• Exercise A: Copy out the whole article on Vietnam's real estate market and investor confidence, word for word.
───── Supplied text ─────
Real estate sees loss in investor confidence

(SGI) - The real estate market in Vietnam is probably the only market that is operating in moderation and waiting for time to change for the better.
Real estate sees loss in investor confidence

The main reason for this is that cash flow has stopped almost completely due to difficulties with corporate bonds leading to a huge loss in investor confidence.

Recently, the Government and various agencies made an offer of support to revive the real estate market, which is to issue relevant documents and circulars to remove obstacles for many projects that are on hold for a very long period of time. However, the important thing at this time is that real estate businesses must work towards gradual recovery of the real estate market by accepting lower sales and cutting down on many of their losses. Saigon Investment had a talk with Mr. TRẦN KHÁNH QUANG, a financial and real estate expert, to understand many of the factors that are troubling this vital market.

JOURNALIST: - Sir, how has the real estate market changed after Decree 33 and Decree 08 were issued by the Government?

Mr. TRẦN KHÁNH QUANG: - Decrees 08 and Decree 33 have created more vitality and a new wind is blowing for the real estate market. Decree 08 has opened the bonds market and has agreed to extend the maturity period for another two years. Businesses also have the right to change bonds into real estate products. This is an instant solution to support cash flow and financial support for real estate businesses.
─────
• Exercise B: In the listing, take the stretch from its start through the line containing "253, 457, 264]", and write those lines out again with "scatter-point" changed to "marker" everywhere and all else the same.
───── Supplied material ─────
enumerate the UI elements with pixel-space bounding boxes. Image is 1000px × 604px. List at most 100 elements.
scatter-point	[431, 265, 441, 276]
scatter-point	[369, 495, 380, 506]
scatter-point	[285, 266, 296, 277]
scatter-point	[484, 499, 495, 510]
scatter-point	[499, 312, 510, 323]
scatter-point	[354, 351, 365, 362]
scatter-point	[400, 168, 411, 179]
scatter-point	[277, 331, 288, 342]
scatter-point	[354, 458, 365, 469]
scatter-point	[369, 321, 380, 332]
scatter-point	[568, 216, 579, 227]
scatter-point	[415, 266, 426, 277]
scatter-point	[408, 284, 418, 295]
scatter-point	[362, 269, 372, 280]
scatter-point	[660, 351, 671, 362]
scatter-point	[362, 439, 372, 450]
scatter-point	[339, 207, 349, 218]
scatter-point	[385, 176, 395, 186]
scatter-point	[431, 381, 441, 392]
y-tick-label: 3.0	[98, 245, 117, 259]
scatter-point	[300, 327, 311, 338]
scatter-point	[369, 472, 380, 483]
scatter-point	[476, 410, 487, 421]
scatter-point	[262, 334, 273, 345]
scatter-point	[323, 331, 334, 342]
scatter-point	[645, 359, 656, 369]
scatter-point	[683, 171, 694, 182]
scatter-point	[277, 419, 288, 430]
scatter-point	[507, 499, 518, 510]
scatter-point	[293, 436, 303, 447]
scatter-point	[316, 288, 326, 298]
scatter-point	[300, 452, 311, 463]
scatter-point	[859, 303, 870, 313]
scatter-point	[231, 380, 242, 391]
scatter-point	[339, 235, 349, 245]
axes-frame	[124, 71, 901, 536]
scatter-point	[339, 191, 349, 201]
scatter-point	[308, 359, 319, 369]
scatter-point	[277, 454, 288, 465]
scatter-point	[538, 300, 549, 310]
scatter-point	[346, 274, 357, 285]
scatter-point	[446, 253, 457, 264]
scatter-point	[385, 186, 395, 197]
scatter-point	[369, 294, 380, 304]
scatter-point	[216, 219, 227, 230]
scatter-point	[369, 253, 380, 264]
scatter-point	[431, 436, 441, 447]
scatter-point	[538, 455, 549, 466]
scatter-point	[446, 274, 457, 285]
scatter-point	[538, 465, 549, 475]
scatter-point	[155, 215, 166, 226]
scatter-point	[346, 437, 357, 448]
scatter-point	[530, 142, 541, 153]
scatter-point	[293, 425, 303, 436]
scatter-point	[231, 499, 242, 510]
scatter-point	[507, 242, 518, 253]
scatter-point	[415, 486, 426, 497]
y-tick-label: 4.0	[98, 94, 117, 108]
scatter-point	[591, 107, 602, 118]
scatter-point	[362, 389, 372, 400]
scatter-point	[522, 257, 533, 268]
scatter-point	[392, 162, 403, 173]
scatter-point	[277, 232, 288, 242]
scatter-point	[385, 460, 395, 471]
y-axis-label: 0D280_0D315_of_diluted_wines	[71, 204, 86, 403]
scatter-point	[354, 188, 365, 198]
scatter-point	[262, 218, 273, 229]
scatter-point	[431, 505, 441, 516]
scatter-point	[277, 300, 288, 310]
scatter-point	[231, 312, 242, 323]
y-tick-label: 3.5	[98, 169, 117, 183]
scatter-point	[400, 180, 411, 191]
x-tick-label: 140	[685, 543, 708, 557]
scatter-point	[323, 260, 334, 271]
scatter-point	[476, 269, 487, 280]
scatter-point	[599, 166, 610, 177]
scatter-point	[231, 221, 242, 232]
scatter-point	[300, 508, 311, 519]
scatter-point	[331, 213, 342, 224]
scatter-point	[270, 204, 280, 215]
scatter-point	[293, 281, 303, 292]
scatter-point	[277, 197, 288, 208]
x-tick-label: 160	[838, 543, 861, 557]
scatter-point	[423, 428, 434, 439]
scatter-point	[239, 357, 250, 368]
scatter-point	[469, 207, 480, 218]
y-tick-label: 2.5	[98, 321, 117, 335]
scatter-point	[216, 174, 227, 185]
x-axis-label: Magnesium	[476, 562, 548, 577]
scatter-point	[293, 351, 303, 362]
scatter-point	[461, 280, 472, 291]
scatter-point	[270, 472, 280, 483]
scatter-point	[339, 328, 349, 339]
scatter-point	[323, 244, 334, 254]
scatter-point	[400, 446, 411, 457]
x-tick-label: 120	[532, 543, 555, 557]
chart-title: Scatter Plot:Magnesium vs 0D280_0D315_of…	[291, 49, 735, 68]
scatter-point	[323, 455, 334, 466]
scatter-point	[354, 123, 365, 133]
─────
• Full solution A:
Real estate sees loss in investor confidence

(SGI) - The real estate market in Vietnam is probably the only market that is operating in moderation and waiting for time to change for the better.
Real estate sees loss in investor confidence

The main reason for this is that cash flow has stopped almost completely due to difficulties with corporate bonds leading to a huge loss in investor confidence.

Recently, the Government and various agencies made an offer of support to revive the real estate market, which is to issue relevant documents and circulars to remove obstacles for many projects that are on hold for a very long period of time. However, the important thing at this time is that real estate businesses must work towards gradual recovery of the real estate market by accepting lower sales and cutting down on many of their losses. Saigon Investment had a talk with Mr. TRẦN KHÁNH QUANG, a financial and real estate expert, to understand many of the factors that are troubling this vital market.

JOURNALIST: - Sir, how has the real estate market changed after Decree 33 and Decree 08 were issued by the Government?

Mr. TRẦN KHÁNH QUANG: - Decrees 08 and Decree 33 have created more vitality and a new wind is blowing for the real estate market. Decree 08 has opened the bonds market and has agreed to extend the maturity period for another two years. Businesses also have the right to change bonds into real estate products. This is an instant solution to support cash flow and financial support for real estate businesses.

• Full solution B:
enumerate the UI elements with pixel-space bounding boxes. Image is 1000px × 604px. List at most 100 elements.
marker	[431, 265, 441, 276]
marker	[369, 495, 380, 506]
marker	[285, 266, 296, 277]
marker	[484, 499, 495, 510]
marker	[499, 312, 510, 323]
marker	[354, 351, 365, 362]
marker	[400, 168, 411, 179]
marker	[277, 331, 288, 342]
marker	[354, 458, 365, 469]
marker	[369, 321, 380, 332]
marker	[568, 216, 579, 227]
marker	[415, 266, 426, 277]
marker	[408, 284, 418, 295]
marker	[362, 269, 372, 280]
marker	[660, 351, 671, 362]
marker	[362, 439, 372, 450]
marker	[339, 207, 349, 218]
marker	[385, 176, 395, 186]
marker	[431, 381, 441, 392]
y-tick-label: 3.0	[98, 245, 117, 259]
marker	[300, 327, 311, 338]
marker	[369, 472, 380, 483]
marker	[476, 410, 487, 421]
marker	[262, 334, 273, 345]
marker	[323, 331, 334, 342]
marker	[645, 359, 656, 369]
marker	[683, 171, 694, 182]
marker	[277, 419, 288, 430]
marker	[507, 499, 518, 510]
marker	[293, 436, 303, 447]
marker	[316, 288, 326, 298]
marker	[300, 452, 311, 463]
marker	[859, 303, 870, 313]
marker	[231, 380, 242, 391]
marker	[339, 235, 349, 245]
axes-frame	[124, 71, 901, 536]
marker	[339, 191, 349, 201]
marker	[308, 359, 319, 369]
marker	[277, 454, 288, 465]
marker	[538, 300, 549, 310]
marker	[346, 274, 357, 285]
marker	[446, 253, 457, 264]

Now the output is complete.